Task to complete:
Reproduce verbatim the portion of the material that begins with its first line and ends with the line containing "543, 538, 563]", including both of those lines.

Records shown:
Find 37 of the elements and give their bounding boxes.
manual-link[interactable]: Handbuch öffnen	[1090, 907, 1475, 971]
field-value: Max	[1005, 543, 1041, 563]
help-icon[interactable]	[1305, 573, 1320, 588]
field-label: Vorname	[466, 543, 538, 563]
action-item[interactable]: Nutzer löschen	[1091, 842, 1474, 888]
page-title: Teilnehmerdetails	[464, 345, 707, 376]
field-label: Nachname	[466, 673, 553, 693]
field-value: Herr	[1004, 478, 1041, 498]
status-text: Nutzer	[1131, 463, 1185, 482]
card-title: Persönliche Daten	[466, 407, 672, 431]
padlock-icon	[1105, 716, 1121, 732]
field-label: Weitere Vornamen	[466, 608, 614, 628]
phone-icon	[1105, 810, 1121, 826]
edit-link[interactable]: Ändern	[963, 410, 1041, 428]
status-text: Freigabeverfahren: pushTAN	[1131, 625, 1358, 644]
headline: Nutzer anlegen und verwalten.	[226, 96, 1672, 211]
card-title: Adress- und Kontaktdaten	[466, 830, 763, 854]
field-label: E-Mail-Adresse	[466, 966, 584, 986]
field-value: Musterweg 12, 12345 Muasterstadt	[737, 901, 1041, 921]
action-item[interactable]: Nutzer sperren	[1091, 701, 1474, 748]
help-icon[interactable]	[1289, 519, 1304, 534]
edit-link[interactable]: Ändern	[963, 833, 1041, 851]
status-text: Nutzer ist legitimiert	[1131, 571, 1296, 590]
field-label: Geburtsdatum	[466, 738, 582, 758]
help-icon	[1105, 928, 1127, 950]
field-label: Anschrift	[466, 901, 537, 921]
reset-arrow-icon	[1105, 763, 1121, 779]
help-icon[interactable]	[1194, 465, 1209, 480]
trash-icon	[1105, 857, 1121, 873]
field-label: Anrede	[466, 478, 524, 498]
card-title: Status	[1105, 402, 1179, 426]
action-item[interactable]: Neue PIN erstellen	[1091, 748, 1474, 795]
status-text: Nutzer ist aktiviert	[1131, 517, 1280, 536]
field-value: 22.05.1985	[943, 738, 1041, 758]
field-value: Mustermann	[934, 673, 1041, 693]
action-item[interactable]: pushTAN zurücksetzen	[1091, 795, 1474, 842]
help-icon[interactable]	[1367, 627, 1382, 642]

Result below:
Find 37 of the elements and give their bounding boxes.
manual-link[interactable]: Handbuch öffnen	[1090, 907, 1475, 971]
field-value: Max	[1005, 543, 1041, 563]
help-icon[interactable]	[1305, 573, 1320, 588]
field-label: Vorname	[466, 543, 538, 563]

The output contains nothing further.